Exercise requirements: Your task is to output all the records below, word for word.

Dataset rows
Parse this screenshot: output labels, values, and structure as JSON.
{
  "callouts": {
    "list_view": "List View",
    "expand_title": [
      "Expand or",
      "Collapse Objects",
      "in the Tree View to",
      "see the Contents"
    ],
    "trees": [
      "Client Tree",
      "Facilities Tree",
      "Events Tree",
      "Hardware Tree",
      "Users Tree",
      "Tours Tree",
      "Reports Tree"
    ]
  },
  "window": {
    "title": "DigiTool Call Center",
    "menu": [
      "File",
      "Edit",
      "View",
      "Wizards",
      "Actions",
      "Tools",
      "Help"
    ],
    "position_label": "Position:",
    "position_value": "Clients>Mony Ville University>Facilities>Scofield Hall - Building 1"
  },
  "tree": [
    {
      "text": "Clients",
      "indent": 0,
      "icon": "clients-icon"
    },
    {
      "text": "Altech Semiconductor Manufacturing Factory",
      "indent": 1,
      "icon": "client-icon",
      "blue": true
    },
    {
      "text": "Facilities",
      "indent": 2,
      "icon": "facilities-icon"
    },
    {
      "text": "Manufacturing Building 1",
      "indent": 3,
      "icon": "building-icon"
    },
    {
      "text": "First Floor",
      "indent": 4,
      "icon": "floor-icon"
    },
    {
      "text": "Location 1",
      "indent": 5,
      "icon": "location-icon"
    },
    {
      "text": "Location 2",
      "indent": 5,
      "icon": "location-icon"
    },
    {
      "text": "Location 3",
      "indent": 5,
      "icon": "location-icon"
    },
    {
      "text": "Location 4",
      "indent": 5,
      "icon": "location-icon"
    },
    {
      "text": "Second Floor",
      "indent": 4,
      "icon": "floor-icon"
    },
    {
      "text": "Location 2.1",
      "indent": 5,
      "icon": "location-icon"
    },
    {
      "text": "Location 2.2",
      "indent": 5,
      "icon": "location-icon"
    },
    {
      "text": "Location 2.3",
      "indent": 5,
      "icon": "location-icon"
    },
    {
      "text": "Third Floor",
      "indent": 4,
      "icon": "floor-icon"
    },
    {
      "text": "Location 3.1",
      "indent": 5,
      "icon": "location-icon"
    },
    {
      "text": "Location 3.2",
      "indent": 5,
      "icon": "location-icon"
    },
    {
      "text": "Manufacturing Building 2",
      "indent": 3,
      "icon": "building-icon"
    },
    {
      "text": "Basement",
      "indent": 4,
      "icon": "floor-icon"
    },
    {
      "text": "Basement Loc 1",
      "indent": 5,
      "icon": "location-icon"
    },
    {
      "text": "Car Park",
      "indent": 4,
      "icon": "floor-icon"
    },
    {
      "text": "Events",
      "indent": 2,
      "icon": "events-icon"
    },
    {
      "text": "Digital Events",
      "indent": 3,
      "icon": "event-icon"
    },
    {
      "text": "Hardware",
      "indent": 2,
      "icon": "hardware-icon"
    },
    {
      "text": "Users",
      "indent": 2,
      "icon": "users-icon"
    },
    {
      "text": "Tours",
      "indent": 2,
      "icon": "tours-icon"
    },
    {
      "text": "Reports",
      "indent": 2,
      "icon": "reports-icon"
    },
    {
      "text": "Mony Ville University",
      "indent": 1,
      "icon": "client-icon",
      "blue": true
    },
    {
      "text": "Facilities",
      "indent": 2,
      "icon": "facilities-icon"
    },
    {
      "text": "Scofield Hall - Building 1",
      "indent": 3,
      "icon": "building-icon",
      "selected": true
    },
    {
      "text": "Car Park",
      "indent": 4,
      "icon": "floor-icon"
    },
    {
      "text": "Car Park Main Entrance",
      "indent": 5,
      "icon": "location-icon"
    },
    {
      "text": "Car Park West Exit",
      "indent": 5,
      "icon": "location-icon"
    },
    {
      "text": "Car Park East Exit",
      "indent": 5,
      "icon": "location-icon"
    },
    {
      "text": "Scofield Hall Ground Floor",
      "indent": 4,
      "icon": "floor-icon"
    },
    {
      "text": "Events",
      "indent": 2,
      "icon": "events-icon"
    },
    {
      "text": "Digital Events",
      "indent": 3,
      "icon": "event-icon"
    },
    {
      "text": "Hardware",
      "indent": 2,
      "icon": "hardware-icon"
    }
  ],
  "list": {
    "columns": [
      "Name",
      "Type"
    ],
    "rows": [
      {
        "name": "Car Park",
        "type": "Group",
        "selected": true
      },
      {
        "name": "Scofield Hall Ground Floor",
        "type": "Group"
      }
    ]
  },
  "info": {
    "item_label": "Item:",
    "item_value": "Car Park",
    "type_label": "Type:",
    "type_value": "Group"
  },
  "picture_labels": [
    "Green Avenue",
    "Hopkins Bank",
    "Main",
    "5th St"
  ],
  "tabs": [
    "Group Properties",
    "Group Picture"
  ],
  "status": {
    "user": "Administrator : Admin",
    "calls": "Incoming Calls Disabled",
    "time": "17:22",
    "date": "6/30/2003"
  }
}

Answer for this exercise:
Parse this screenshot: output labels, values, and structure as JSON.
{
  "callouts": {
    "list_view": "List View",
    "expand_title": [
      "Expand or",
      "Collapse Objects",
      "in the Tree View to",
      "see the Contents"
    ],
    "trees": [
      "Client Tree",
      "Facilities Tree",
      "Events Tree",
      "Hardware Tree",
      "Users Tree",
      "Tours Tree",
      "Reports Tree"
    ]
  },
  "window": {
    "title": "DigiTool Call Center",
    "menu": [
      "File",
      "Edit",
      "View",
      "Wizards",
      "Actions",
      "Tools",
      "Help"
    ],
    "position_label": "Position:",
    "position_value": "Clients>Mony Ville University>Facilities>Scofield Hall - Building 1"
  },
  "tree": [
    {
      "text": "Clients",
      "indent": 0,
      "icon": "clients-icon"
    },
    {
      "text": "Altech Semiconductor Manufacturing Factory",
      "indent": 1,
      "icon": "client-icon",
      "blue": true
    },
    {
      "text": "Facilities",
      "indent": 2,
      "icon": "facilities-icon"
    },
    {
      "text": "Manufacturing Building 1",
      "indent": 3,
      "icon": "building-icon"
    },
    {
      "text": "First Floor",
      "indent": 4,
      "icon": "floor-icon"
    },
    {
      "text": "Location 1",
      "indent": 5,
      "icon": "location-icon"
    },
    {
      "text": "Location 2",
      "indent": 5,
      "icon": "location-icon"
    },
    {
      "text": "Location 3",
      "indent": 5,
      "icon": "location-icon"
    },
    {
      "text": "Location 4",
      "indent": 5,
      "icon": "location-icon"
    },
    {
      "text": "Second Floor",
      "indent": 4,
      "icon": "floor-icon"
    },
    {
      "text": "Location 2.1",
      "indent": 5,
      "icon": "location-icon"
    },
    {
      "text": "Location 2.2",
      "indent": 5,
      "icon": "location-icon"
    },
    {
      "text": "Location 2.3",
      "indent": 5,
      "icon": "location-icon"
    },
    {
      "text": "Third Floor",
      "indent": 4,
      "icon": "floor-icon"
    },
    {
      "text": "Location 3.1",
      "indent": 5,
      "icon": "location-icon"
    },
    {
      "text": "Location 3.2",
      "indent": 5,
      "icon": "location-icon"
    },
    {
      "text": "Manufacturing Building 2",
      "indent": 3,
      "icon": "building-icon"
    },
    {
      "text": "Basement",
      "indent": 4,
      "icon": "floor-icon"
    },
    {
      "text": "Basement Loc 1",
      "indent": 5,
      "icon": "location-icon"
    },
    {
      "text": "Car Park",
      "indent": 4,
      "icon": "floor-icon"
    },
    {
      "text": "Events",
      "indent": 2,
      "icon": "events-icon"
    },
    {
      "text": "Digital Events",
      "indent": 3,
      "icon": "event-icon"
    },
    {
      "text": "Hardware",
      "indent": 2,
      "icon": "hardware-icon"
    },
    {
      "text": "Users",
      "indent": 2,
      "icon": "users-icon"
    },
    {
      "text": "Tours",
      "indent": 2,
      "icon": "tours-icon"
    },
    {
      "text": "Reports",
      "indent": 2,
      "icon": "reports-icon"
    },
    {
      "text": "Mony Ville University",
      "indent": 1,
      "icon": "client-icon",
      "blue": true
    },
    {
      "text": "Facilities",
      "indent": 2,
      "icon": "facilities-icon"
    },
    {
      "text": "Scofield Hall - Building 1",
      "indent": 3,
      "icon": "building-icon",
      "selected": true
    },
    {
      "text": "Car Park",
      "indent": 4,
      "icon": "floor-icon"
    },
    {
      "text": "Car Park Main Entrance",
      "indent": 5,
      "icon": "location-icon"
    },
    {
      "text": "Car Park West Exit",
      "indent": 5,
      "icon": "location-icon"
    },
    {
      "text": "Car Park East Exit",
      "indent": 5,
      "icon": "location-icon"
    },
    {
      "text": "Scofield Hall Ground Floor",
      "indent": 4,
      "icon": "floor-icon"
    },
    {
      "text": "Events",
      "indent": 2,
      "icon": "events-icon"
    },
    {
      "text": "Digital Events",
      "indent": 3,
      "icon": "event-icon"
    },
    {
      "text": "Hardware",
      "indent": 2,
      "icon": "hardware-icon"
    }
  ],
  "list": {
    "columns": [
      "Name",
      "Type"
    ],
    "rows": [
      {
        "name": "Car Park",
        "type": "Group",
        "selected": true
      },
      {
        "name": "Scofield Hall Ground Floor",
        "type": "Group"
      }
    ]
  },
  "info": {
    "item_label": "Item:",
    "item_value": "Car Park",
    "type_label": "Type:",
    "type_value": "Group"
  },
  "picture_labels": [
    "Green Avenue",
    "Hopkins Bank",
    "Main",
    "5th St"
  ],
  "tabs": [
    "Group Properties",
    "Group Picture"
  ],
  "status": {
    "user": "Administrator : Admin",
    "calls": "Incoming Calls Disabled",
    "time": "17:22",
    "date": "6/30/2003"
  }
}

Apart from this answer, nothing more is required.